Job: Select, from the data, each line where "Нормативные" occurs.

begin Extracted records

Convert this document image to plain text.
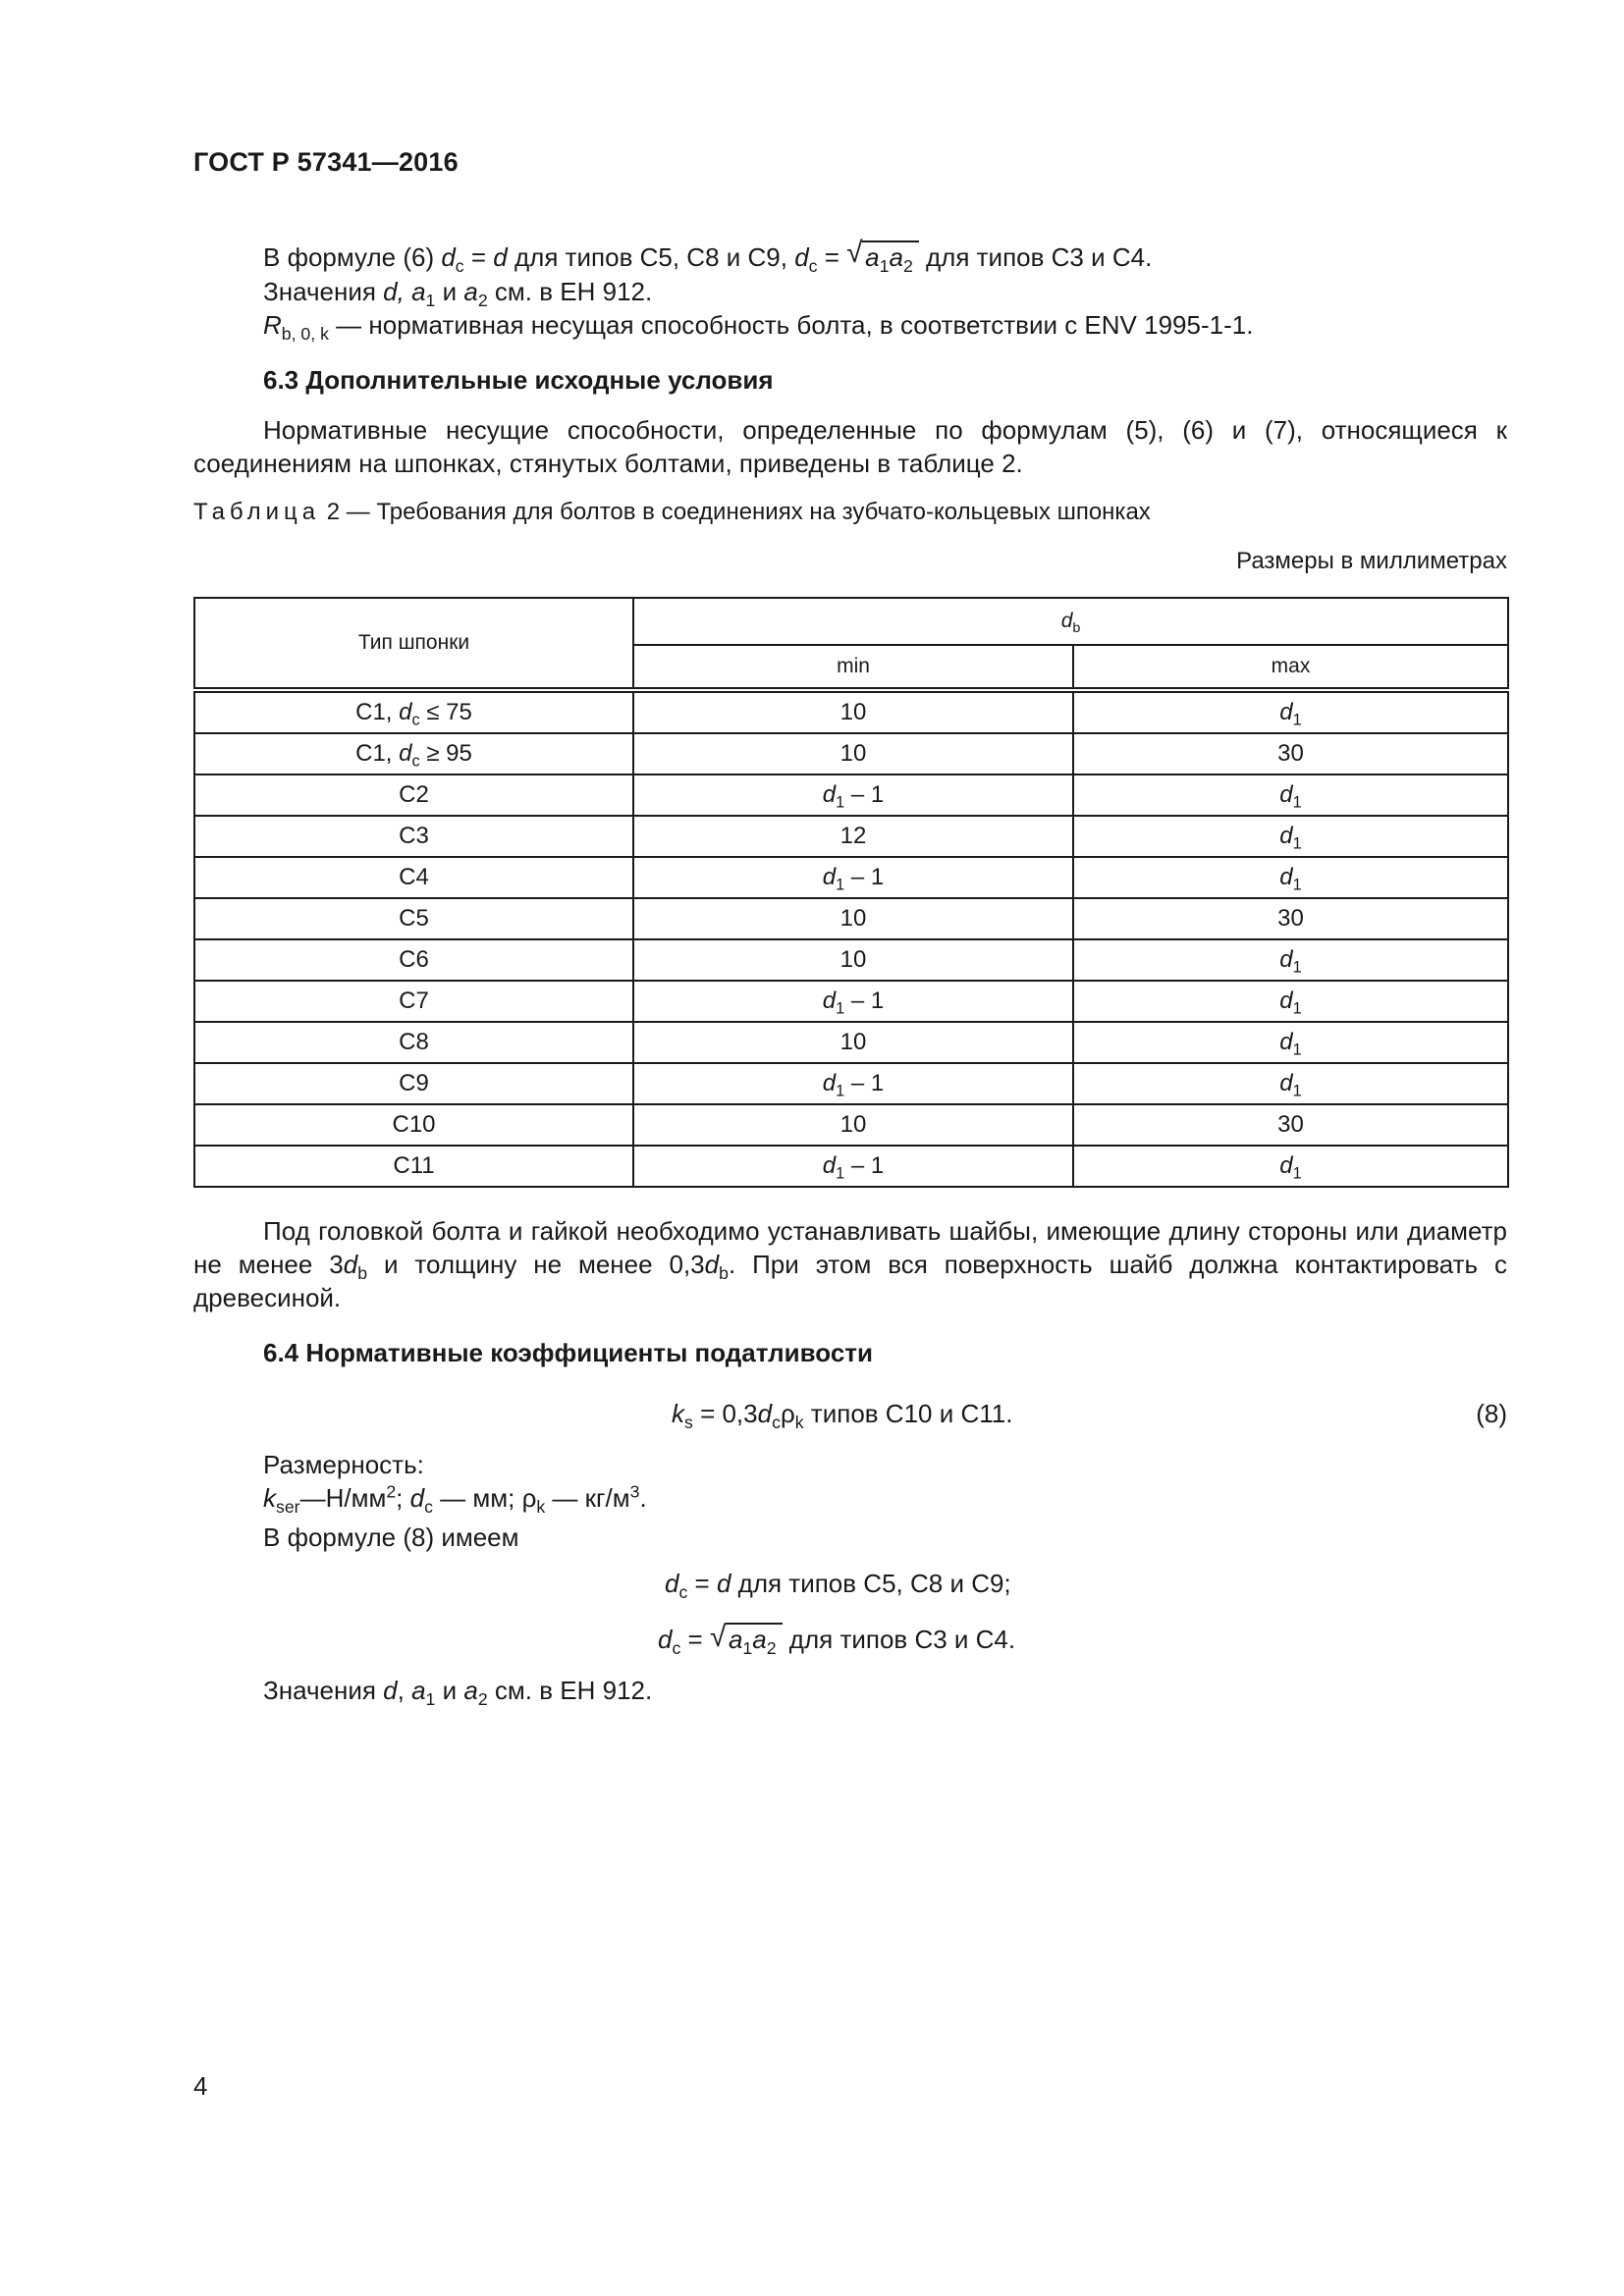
ГОСТ Р 57341—2016
В формуле (6) $d_c = d$ для типов С5, С8 и С9, $d_c$ = √ $a_1a_2$ для типов С3 и С4.
Значения d, $a_1$ и $a_2$ см. в ЕН 912.
$R_{b, 0, k}$ — нормативная несущая способность болта, в соответствии с ENV 1995-1-1.
6.3 Дополнительные исходные условия
Нормативные несущие способности, определенные по формулам (5), (6) и (7), относящиеся к соединениям на шпонках, стянутых болтами, приведены в таблице 2.
Таблица 2 — Требования для болтов в соединениях на зубчато-кольцевых шпонках
Размеры в миллиметрах
Тип шпонки	$d_b$
	min	max
C1, $d_c \le 75$	10	$d_1$
C1, $d_c \ge 95$	10	30
C2	$d_1 - 1$	$d_1$
C3	12	$d_1$
C4	$d_1 - 1$	$d_1$
C5	10	30
C6	10	$d_1$
C7	$d_1 - 1$	$d_1$
C8	10	$d_1$
C9	$d_1 - 1$	$d_1$
C10	10	30
C11	$d_1 - 1$	$d_1$
Под головкой болта и гайкой необходимо устанавливать шайбы, имеющие длину стороны или диаметр не менее $3d_b$ и толщину не менее $0,3d_b$. При этом вся поверхность шайб должна контактировать с древесиной.
6.4 Нормативные коэффициенты податливости
$k_s = 0,3d_c\rho_k$ типов С10 и С11.	(8)
Размерность:
$k_{ser}—Н/мм^2$; $d_c$ — мм; $\rho_k$ — $кг/м^3$.
В формуле (8) имеем
$d_c = d$ для типов С5, С8 и С9;
$d_c$ = √ $a_1a_2$ для типов С3 и С4.
Значения d, $a_1$ и $a_2$ см. в ЕН 912.
4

end Extracted records

The reply:
Нормативные несущие способности, определенные по формулам (5), (6) и (7), относящиеся к соединениям на шпонках, стянутых болтами, приведены в таблице 2.
6.4 Нормативные коэффициенты податливости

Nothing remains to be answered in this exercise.